** start Data entries **
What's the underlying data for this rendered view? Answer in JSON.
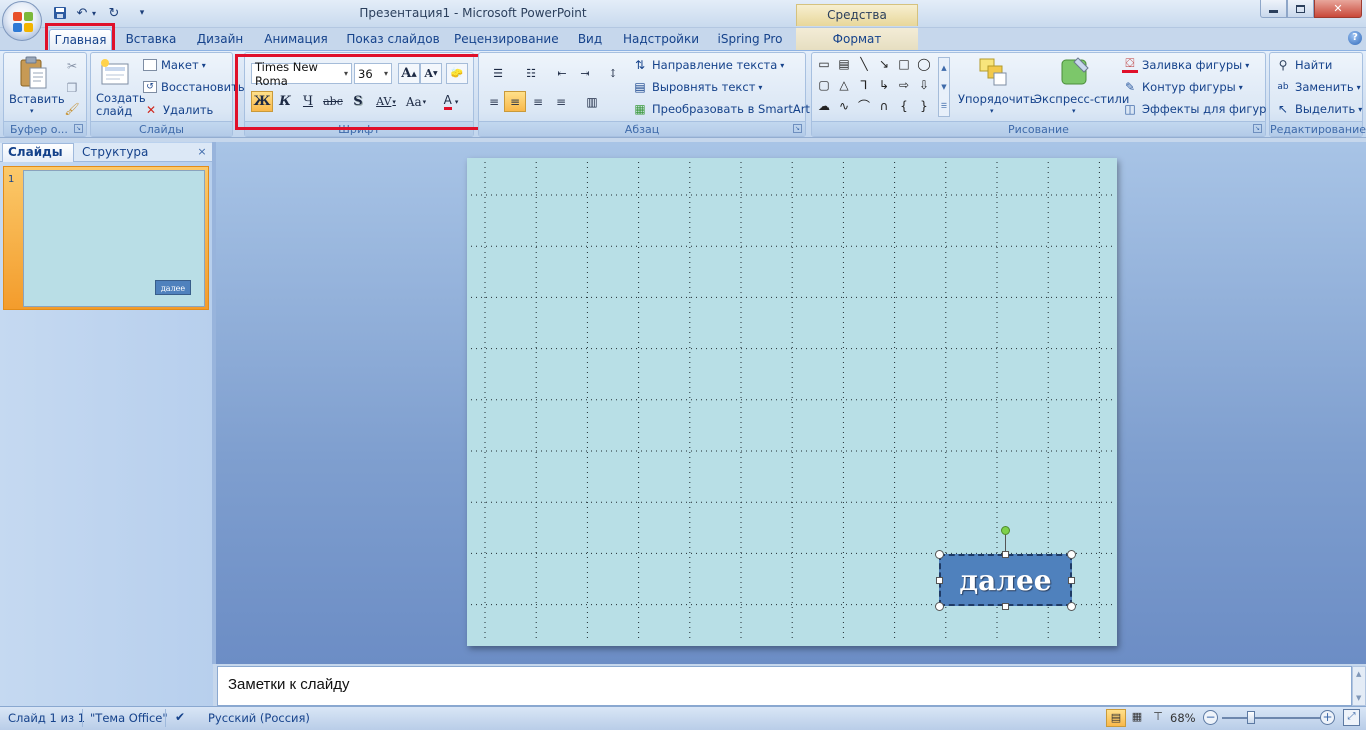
{
  "window": {
    "title": "Презентация1 - Microsoft PowerPoint",
    "context_tab_title": "Средства рисования"
  },
  "tabs": [
    {
      "label": "Главная",
      "active": true
    },
    {
      "label": "Вставка"
    },
    {
      "label": "Дизайн"
    },
    {
      "label": "Анимация"
    },
    {
      "label": "Показ слайдов"
    },
    {
      "label": "Рецензирование"
    },
    {
      "label": "Вид"
    },
    {
      "label": "Надстройки"
    },
    {
      "label": "iSpring Pro"
    },
    {
      "label": "Формат"
    }
  ],
  "ribbon": {
    "clipboard": {
      "paste_label": "Вставить",
      "group_label": "Буфер о..."
    },
    "slides": {
      "new_slide_label": "Создать слайд",
      "layout_label": "Макет",
      "reset_label": "Восстановить",
      "delete_label": "Удалить",
      "group_label": "Слайды"
    },
    "font": {
      "font_name": "Times New Roma",
      "font_size": "36",
      "bold": "Ж",
      "italic": "К",
      "underline": "Ч",
      "strike": "abc",
      "shadow": "S",
      "spacing": "AV",
      "case": "Aa",
      "color": "A",
      "grow": "A",
      "shrink": "A",
      "group_label": "Шрифт"
    },
    "paragraph": {
      "text_direction_label": "Направление текста",
      "align_text_label": "Выровнять текст",
      "smartart_label": "Преобразовать в SmartArt",
      "group_label": "Абзац"
    },
    "drawing": {
      "arrange_label": "Упорядочить",
      "quick_styles_label": "Экспресс-стили",
      "fill_label": "Заливка фигуры",
      "outline_label": "Контур фигуры",
      "effects_label": "Эффекты для фигур",
      "group_label": "Рисование"
    },
    "editing": {
      "find_label": "Найти",
      "replace_label": "Заменить",
      "select_label": "Выделить",
      "group_label": "Редактирование"
    }
  },
  "left_pane": {
    "tab_slides": "Слайды",
    "tab_outline": "Структура",
    "close": "×",
    "slide_number": "1",
    "thumb_button_text": "далее"
  },
  "slide": {
    "button_text": "далее",
    "background_color": "#b8dfe6",
    "button_color": "#4f81bd"
  },
  "notes": {
    "placeholder": "Заметки к слайду"
  },
  "status": {
    "slide_info": "Слайд 1 из 1",
    "theme": "\"Тема Office\"",
    "language": "Русский (Россия)",
    "zoom": "68%"
  },
  "highlights": {
    "color": "#e0102a"
  }
}
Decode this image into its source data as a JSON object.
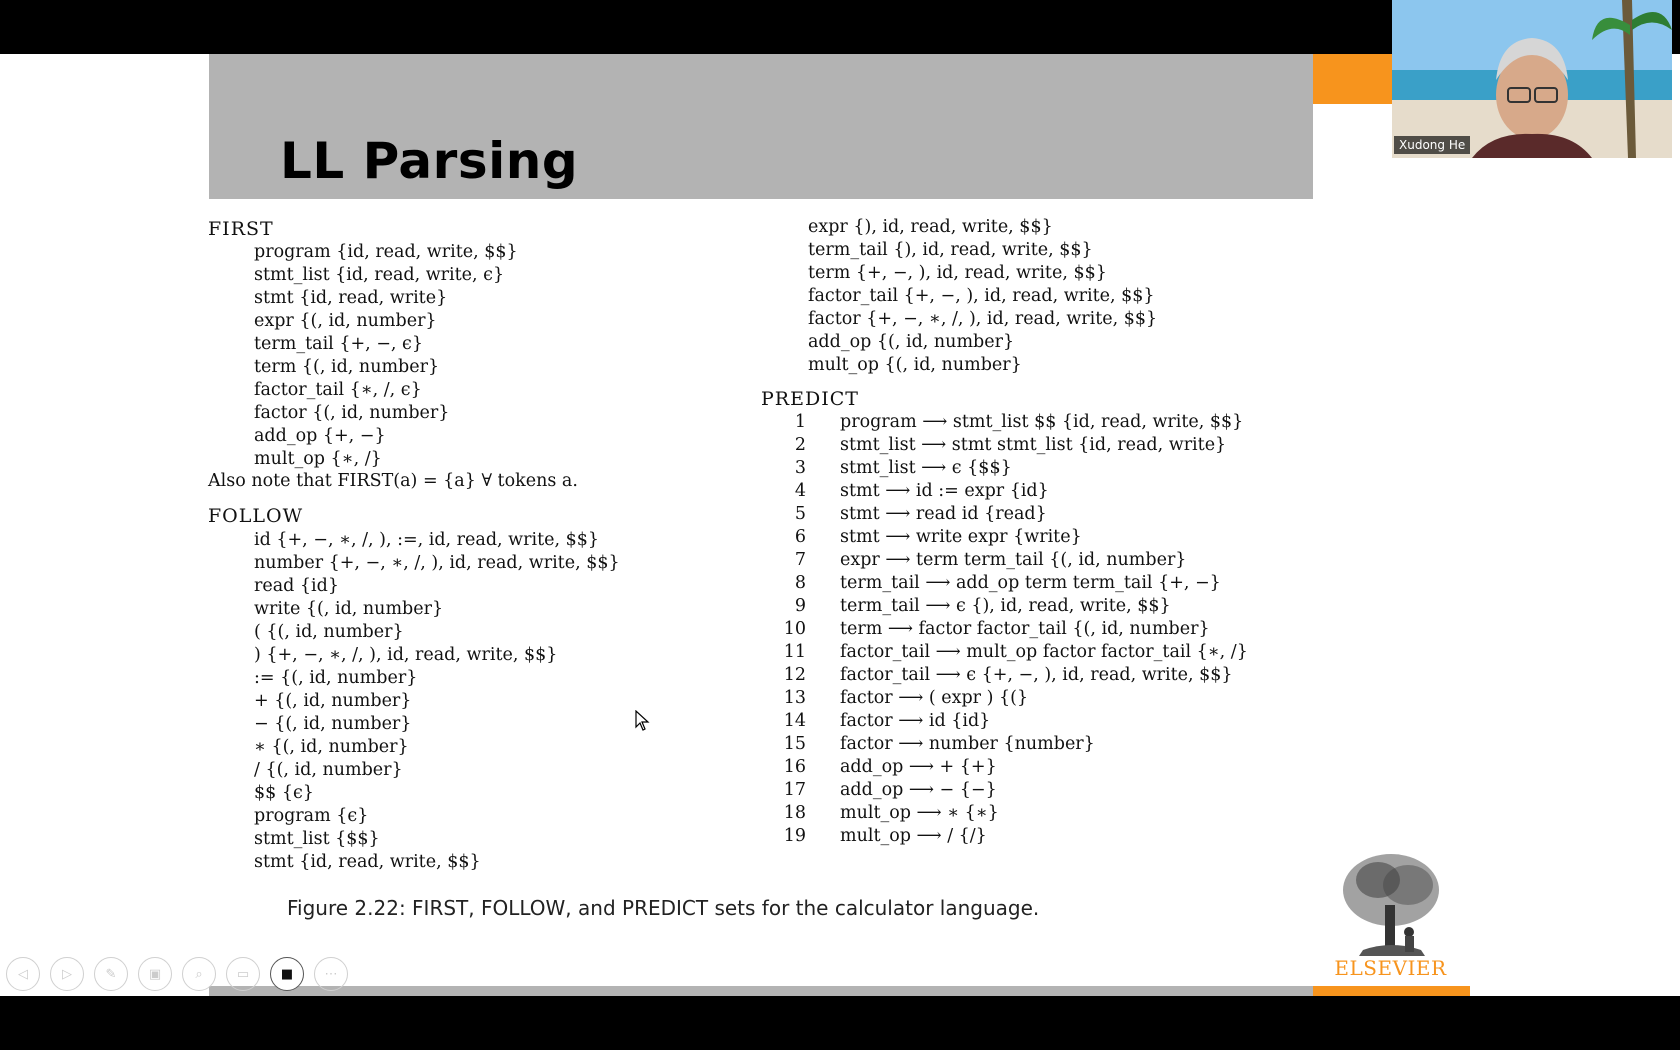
{
  "slide": {
    "title": "LL Parsing",
    "caption": "Figure 2.22: FIRST, FOLLOW, and PREDICT sets for the calculator language.",
    "publisher": "ELSEVIER"
  },
  "first": {
    "heading": "FIRST",
    "lines": [
      "program {id, read, write, $$}",
      "stmt_list {id, read, write, ϵ}",
      "stmt {id, read, write}",
      "expr {(, id, number}",
      "term_tail {+, −, ϵ}",
      "term {(, id, number}",
      "factor_tail {∗, /, ϵ}",
      "factor {(, id, number}",
      "add_op {+, −}",
      "mult_op {∗, /}"
    ],
    "note": "Also note that FIRST(a) = {a} ∀ tokens a."
  },
  "follow": {
    "heading": "FOLLOW",
    "lines": [
      "id {+, −, ∗, /, ), :=, id, read, write, $$}",
      "number {+, −, ∗, /, ), id, read, write, $$}",
      "read {id}",
      "write {(, id, number}",
      "( {(, id, number}",
      ") {+, −, ∗, /, ), id, read, write, $$}",
      ":= {(, id, number}",
      "+ {(, id, number}",
      "− {(, id, number}",
      "∗ {(, id, number}",
      "/ {(, id, number}",
      "$$ {ϵ}",
      "program {ϵ}",
      "stmt_list {$$}",
      "stmt {id, read, write, $$}"
    ],
    "continued": [
      "expr {), id, read, write, $$}",
      "term_tail {), id, read, write, $$}",
      "term {+, −, ), id, read, write, $$}",
      "factor_tail {+, −, ), id, read, write, $$}",
      "factor {+, −, ∗, /, ), id, read, write, $$}",
      "add_op {(, id, number}",
      "mult_op {(, id, number}"
    ]
  },
  "predict": {
    "heading": "PREDICT",
    "rows": [
      {
        "n": "1",
        "rule": "program ⟶ stmt_list $$ {id, read, write, $$}"
      },
      {
        "n": "2",
        "rule": "stmt_list ⟶ stmt stmt_list {id, read, write}"
      },
      {
        "n": "3",
        "rule": "stmt_list ⟶ ϵ {$$}"
      },
      {
        "n": "4",
        "rule": "stmt ⟶ id := expr {id}"
      },
      {
        "n": "5",
        "rule": "stmt ⟶ read id {read}"
      },
      {
        "n": "6",
        "rule": "stmt ⟶ write expr {write}"
      },
      {
        "n": "7",
        "rule": "expr ⟶ term term_tail {(, id, number}"
      },
      {
        "n": "8",
        "rule": "term_tail ⟶ add_op term term_tail {+, −}"
      },
      {
        "n": "9",
        "rule": "term_tail ⟶ ϵ {), id, read, write, $$}"
      },
      {
        "n": "10",
        "rule": "term ⟶ factor factor_tail {(, id, number}"
      },
      {
        "n": "11",
        "rule": "factor_tail ⟶ mult_op factor factor_tail {∗, /}"
      },
      {
        "n": "12",
        "rule": "factor_tail ⟶ ϵ {+, −, ), id, read, write, $$}"
      },
      {
        "n": "13",
        "rule": "factor ⟶ ( expr ) {(}"
      },
      {
        "n": "14",
        "rule": "factor ⟶ id {id}"
      },
      {
        "n": "15",
        "rule": "factor ⟶ number {number}"
      },
      {
        "n": "16",
        "rule": "add_op ⟶ + {+}"
      },
      {
        "n": "17",
        "rule": "add_op ⟶ − {−}"
      },
      {
        "n": "18",
        "rule": "mult_op ⟶ ∗ {∗}"
      },
      {
        "n": "19",
        "rule": "mult_op ⟶ / {/}"
      }
    ]
  },
  "video": {
    "participant_name": "Xudong He"
  },
  "controls": [
    {
      "icon": "previous-icon",
      "glyph": "◁"
    },
    {
      "icon": "next-icon",
      "glyph": "▷"
    },
    {
      "icon": "pen-icon",
      "glyph": "✎"
    },
    {
      "icon": "slides-icon",
      "glyph": "▣"
    },
    {
      "icon": "zoom-icon",
      "glyph": "⌕"
    },
    {
      "icon": "subtitles-icon",
      "glyph": "▭"
    },
    {
      "icon": "camera-icon",
      "glyph": "■"
    },
    {
      "icon": "more-icon",
      "glyph": "⋯"
    }
  ],
  "colors": {
    "accent": "#f7941d",
    "header_band": "#b3b3b3"
  }
}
** end Data entries **
Description of the task: Pull out every line holding "program" from the records above, and copy it.

Exercise response:
      "program {id, read, write, $$}",
      "program {ϵ}",
        "rule": "program ⟶ stmt_list $$ {id, read, write, $$}"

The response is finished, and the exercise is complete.